## Start Text excerpt

Laura Cantrell








CQ
To be fair, the first half of 2002 is hard to remember. Something about being cold, then warming up to stifling heat. Proper memories return somewhere around August or September. Unfortunately, most of those memories are shared with Mario as he/I battled a fake impostor Mario (in a strange twist that Philip Roth would appreciate) on the Isle Delfino. But a few things did push through the clamor of the brain to be truly memorable

• Saint Etienne’s latest album Finisterre is a gorgeous return to form by a band whose strength is making chart-topping music for a parallel reality where 60s soul and melody reign supreme. Bob, Pete, and Sarah use elements of their own influences, but create something new. So the single "Action" uses the melody of a Beach Boys song. It's not emulation--its re-creation.

• Country-singer Laura Cantrell’s second album When The Roses Bloom Again hit the same sad and sweet note that her first album did. She makes it seem so easy: host radio show for old forgotten country music, record album of covers and originals on par with covers. Something about the music journalist term “alt-country” seems like a put down. Let’s just call it plain, regular “country” and try to ignore the sequin and ill-advised fireworks that have invaded the genre in the popular mind. That’s a battle worth fighting.

## End Text excerpt

Could you carry the piece on what stood out from 2002 forward, picking up after its final sentence? The lines that come after this have nothing to do with the work here.

## Start Dataset

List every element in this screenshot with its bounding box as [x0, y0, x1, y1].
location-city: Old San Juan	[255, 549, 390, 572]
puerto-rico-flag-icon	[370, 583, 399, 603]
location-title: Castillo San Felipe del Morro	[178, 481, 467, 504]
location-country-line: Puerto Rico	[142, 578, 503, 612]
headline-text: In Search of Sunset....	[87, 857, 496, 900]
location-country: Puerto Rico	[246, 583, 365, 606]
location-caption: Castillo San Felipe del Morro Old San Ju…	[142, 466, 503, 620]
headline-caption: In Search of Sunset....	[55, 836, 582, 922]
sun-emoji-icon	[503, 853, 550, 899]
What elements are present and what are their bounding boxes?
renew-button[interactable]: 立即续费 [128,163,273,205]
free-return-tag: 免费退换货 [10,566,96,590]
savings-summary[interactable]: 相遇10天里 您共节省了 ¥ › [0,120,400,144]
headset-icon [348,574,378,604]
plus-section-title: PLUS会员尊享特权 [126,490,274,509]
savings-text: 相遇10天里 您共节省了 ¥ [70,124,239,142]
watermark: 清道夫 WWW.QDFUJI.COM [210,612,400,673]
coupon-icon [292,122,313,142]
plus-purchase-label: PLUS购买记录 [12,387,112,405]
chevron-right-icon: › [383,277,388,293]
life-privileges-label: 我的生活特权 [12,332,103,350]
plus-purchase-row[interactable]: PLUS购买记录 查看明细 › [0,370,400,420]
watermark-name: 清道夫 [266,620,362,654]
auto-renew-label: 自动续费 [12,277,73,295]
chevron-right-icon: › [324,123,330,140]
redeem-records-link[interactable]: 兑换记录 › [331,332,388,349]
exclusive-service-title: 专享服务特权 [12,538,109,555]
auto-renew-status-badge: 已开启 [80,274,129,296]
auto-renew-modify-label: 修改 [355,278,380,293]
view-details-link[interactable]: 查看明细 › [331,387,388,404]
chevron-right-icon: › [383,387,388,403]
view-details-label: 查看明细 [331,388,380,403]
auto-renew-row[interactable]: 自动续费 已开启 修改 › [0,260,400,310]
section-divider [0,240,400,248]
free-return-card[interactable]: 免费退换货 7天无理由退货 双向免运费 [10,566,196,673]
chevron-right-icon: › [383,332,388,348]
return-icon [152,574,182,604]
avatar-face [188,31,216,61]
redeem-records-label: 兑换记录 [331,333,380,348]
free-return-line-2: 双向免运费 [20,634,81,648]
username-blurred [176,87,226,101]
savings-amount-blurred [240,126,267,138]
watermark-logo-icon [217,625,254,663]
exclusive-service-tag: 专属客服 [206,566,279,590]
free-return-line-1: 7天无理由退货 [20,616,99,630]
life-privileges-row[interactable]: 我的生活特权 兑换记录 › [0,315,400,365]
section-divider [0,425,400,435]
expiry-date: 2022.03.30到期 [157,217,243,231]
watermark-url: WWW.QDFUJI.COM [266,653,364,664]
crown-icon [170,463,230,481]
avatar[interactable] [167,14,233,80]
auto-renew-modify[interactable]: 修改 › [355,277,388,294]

## End Dataset

*Answer to this task*:
• A few years ago a roommate was remarked on my resemblance to Leonard Cohen. It wasn’t my face so much, or even my voice—the resemblance was based on a winter coat. The type of coat Leonard Cohen would wear, he said. Others agreed to this assessment when questioned. But my relationship with Mr Cohen was left at that—a shadow resemblance based on clothing. Now that that coat lives in the back of the closet, Mr Cohen’s records are in frequent rotation here. He never sings about a coat though; his poetry concerns loftier ideas.

• The movie within the movie CQ would have been a fine feature itself: a Barbarella-inspired international spy gal clad in leather jumpsuits and taking down Paris 1969 rebels on the moon. But that film wasn't even the point. A young director tries to find his way between truth and fiction, back when truth didn't seem such an illusion. He finds what he is looking for, or a something else on the way.

• Lynne Ramsay's second film, Morvern Callar, is adapted from Alan Warner's novel of the same name. Morvern wakes up one morning to find her boyfriend's body on the floor with a completed novel and love note on the computer. So she travels to Spain with her favorite mixtape… (Other details withheld to encourage more viewers to see the movie). Ramsay lets the camera just linger... on a hand stretching towards the sea… a hand against a chest. One quibble: Morvern only lights a Silk Cut with the goldish lighter twice. And one of those times the lighter doesn't even work.

• The museum as a ghost—the building as a character. Russian Ark is a delirious tour of the Hermitage in St Petersburg. One single tracking shot follows a mysterious tour guide through scenes of the lives of Catherine the Great, Pushkin, the last czar and family, and the building's current life as a museum. The film is a Proustian meditation on Russia, history, life and time. You are the camera drifting along…

What did I forgot?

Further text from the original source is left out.